◆ WORK TO BE COMPLETED:
Each record below should appear again exactly as written.

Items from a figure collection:
* start *
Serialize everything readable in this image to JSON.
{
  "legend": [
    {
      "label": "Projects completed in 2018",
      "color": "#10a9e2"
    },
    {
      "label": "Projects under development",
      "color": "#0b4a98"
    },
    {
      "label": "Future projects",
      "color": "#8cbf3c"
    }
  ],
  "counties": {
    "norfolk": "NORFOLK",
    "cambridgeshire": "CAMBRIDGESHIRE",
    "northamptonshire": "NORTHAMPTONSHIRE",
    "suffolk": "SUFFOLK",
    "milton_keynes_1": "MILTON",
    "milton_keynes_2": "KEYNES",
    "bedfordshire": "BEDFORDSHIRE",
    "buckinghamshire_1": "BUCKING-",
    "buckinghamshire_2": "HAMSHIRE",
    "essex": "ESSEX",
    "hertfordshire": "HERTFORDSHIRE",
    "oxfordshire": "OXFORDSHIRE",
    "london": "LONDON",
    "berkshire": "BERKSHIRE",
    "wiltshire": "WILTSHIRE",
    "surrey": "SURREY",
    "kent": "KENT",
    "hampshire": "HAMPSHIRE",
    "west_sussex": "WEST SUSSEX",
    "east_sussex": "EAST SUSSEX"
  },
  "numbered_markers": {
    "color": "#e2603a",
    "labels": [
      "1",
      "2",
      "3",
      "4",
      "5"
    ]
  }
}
* end *
◆ TASK RESPONSE:
Serialize everything readable in this image to JSON.
{
  "legend": [
    {
      "label": "Projects completed in 2018",
      "color": "#10a9e2"
    },
    {
      "label": "Projects under development",
      "color": "#0b4a98"
    },
    {
      "label": "Future projects",
      "color": "#8cbf3c"
    }
  ],
  "counties": {
    "norfolk": "NORFOLK",
    "cambridgeshire": "CAMBRIDGESHIRE",
    "northamptonshire": "NORTHAMPTONSHIRE",
    "suffolk": "SUFFOLK",
    "milton_keynes_1": "MILTON",
    "milton_keynes_2": "KEYNES",
    "bedfordshire": "BEDFORDSHIRE",
    "buckinghamshire_1": "BUCKING-",
    "buckinghamshire_2": "HAMSHIRE",
    "essex": "ESSEX",
    "hertfordshire": "HERTFORDSHIRE",
    "oxfordshire": "OXFORDSHIRE",
    "london": "LONDON",
    "berkshire": "BERKSHIRE",
    "wiltshire": "WILTSHIRE",
    "surrey": "SURREY",
    "kent": "KENT",
    "hampshire": "HAMPSHIRE",
    "west_sussex": "WEST SUSSEX",
    "east_sussex": "EAST SUSSEX"
  },
  "numbered_markers": {
    "color": "#e2603a",
    "labels": [
      "1",
      "2",
      "3",
      "4",
      "5"
    ]
  }
}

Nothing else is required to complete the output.